**EXERCISE REQUIREMENTS:**
Of the lines in the listing below, how many hold "name"? Answer with the number only.

**INFORMATION SUPPLIED:**

——————————

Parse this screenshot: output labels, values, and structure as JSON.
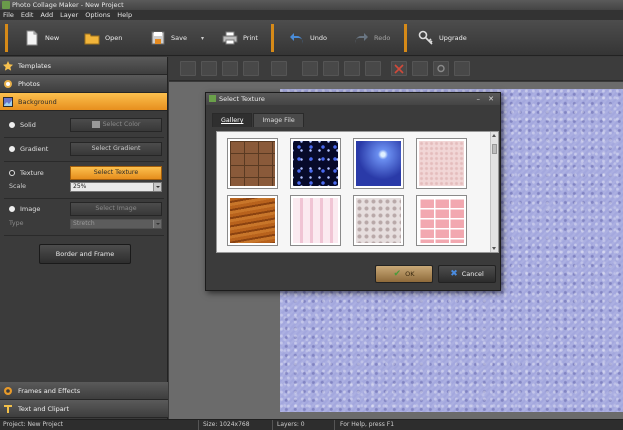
{
  "window": {
    "title": "Photo Collage Maker - New Project"
  },
  "menu": [
    "File",
    "Edit",
    "Add",
    "Layer",
    "Options",
    "Help"
  ],
  "toolbar": {
    "new": "New",
    "open": "Open",
    "save": "Save",
    "print": "Print",
    "undo": "Undo",
    "redo": "Redo",
    "upgrade": "Upgrade"
  },
  "sidebar": {
    "templates": "Templates",
    "photos": "Photos",
    "background": "Background",
    "solid_label": "Solid",
    "select_color": "Select Color",
    "gradient_label": "Gradient",
    "select_gradient": "Select Gradient",
    "texture_label": "Texture",
    "select_texture": "Select Texture",
    "scale_label": "Scale",
    "scale_value": "25%",
    "image_label": "Image",
    "select_image": "Select Image",
    "type_label": "Type",
    "type_value": "Stretch",
    "border_frame": "Border and Frame",
    "frames_effects": "Frames and Effects",
    "text_clipart": "Text and Clipart"
  },
  "dialog": {
    "title": "Select Texture",
    "tab_gallery": "Gallery",
    "tab_image_file": "Image File",
    "ok": "OK",
    "cancel": "Cancel",
    "textures": [
      "brick",
      "blue-stars",
      "blue-star-burst",
      "pink-marble",
      "wood",
      "pink-stripes",
      "lace",
      "pink-brick"
    ]
  },
  "status": {
    "project": "Project: New Project",
    "size": "Size: 1024x768",
    "layers": "Layers: 0",
    "help": "For Help, press F1"
  },
  "colors": {
    "accent": "#f0a030",
    "canvas": "#a4a8de",
    "panel": "#3b3b3b"
  }
}
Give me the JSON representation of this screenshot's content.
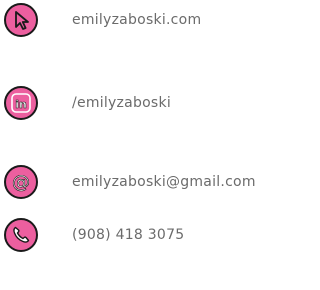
{
  "colors": {
    "icon_fill": "#ec5f9f",
    "icon_outline": "#1a1a1a",
    "text": "#6b6b6b"
  },
  "contacts": [
    {
      "icon": "cursor-pointer-icon",
      "text": "emilyzaboski.com"
    },
    {
      "icon": "linkedin-icon",
      "text": "/emilyzaboski",
      "icon_text": "in"
    },
    {
      "icon": "at-sign-icon",
      "text": "emilyzaboski@gmail.com",
      "icon_text": "@"
    },
    {
      "icon": "phone-icon",
      "text": "(908) 418 3075"
    }
  ]
}
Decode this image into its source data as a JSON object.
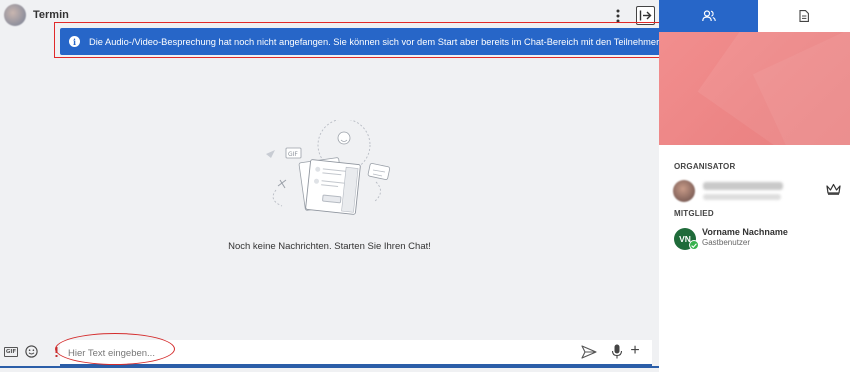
{
  "header": {
    "title": "Termin"
  },
  "banner": {
    "text": "Die Audio-/Video-Besprechung hat noch nicht angefangen. Sie können sich vor dem Start aber bereits im Chat-Bereich mit den Teilnehmern unterhalten."
  },
  "empty_state": {
    "message": "Noch keine Nachrichten. Starten Sie Ihren Chat!",
    "gif_label": "GIF"
  },
  "composer": {
    "gif_label": "GIF",
    "placeholder": "Hier Text eingeben...",
    "plus_label": "+"
  },
  "sidebar": {
    "tabs": [
      {
        "name": "participants",
        "icon": "users-icon",
        "active": true
      },
      {
        "name": "notes",
        "icon": "document-icon",
        "active": false
      }
    ],
    "organizer_label": "ORGANISATOR",
    "member_label": "MITGLIED",
    "member": {
      "initials": "VN",
      "name": "Vorname Nachname",
      "role": "Gastbenutzer"
    }
  },
  "colors": {
    "accent": "#2766c8",
    "banner_bg": "#2766c8",
    "highlight": "#e02a2a",
    "side_banner": "#ec8585",
    "member_avatar": "#1f6b3a",
    "online": "#37b24d"
  }
}
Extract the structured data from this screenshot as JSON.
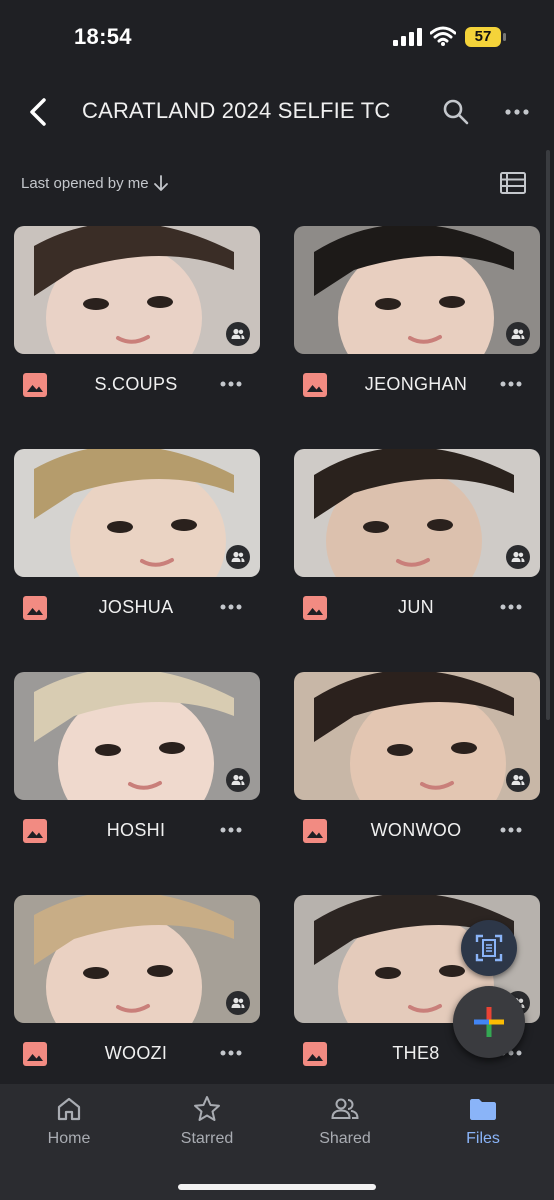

——————————

**OUTPUT OF THE TASK:**
3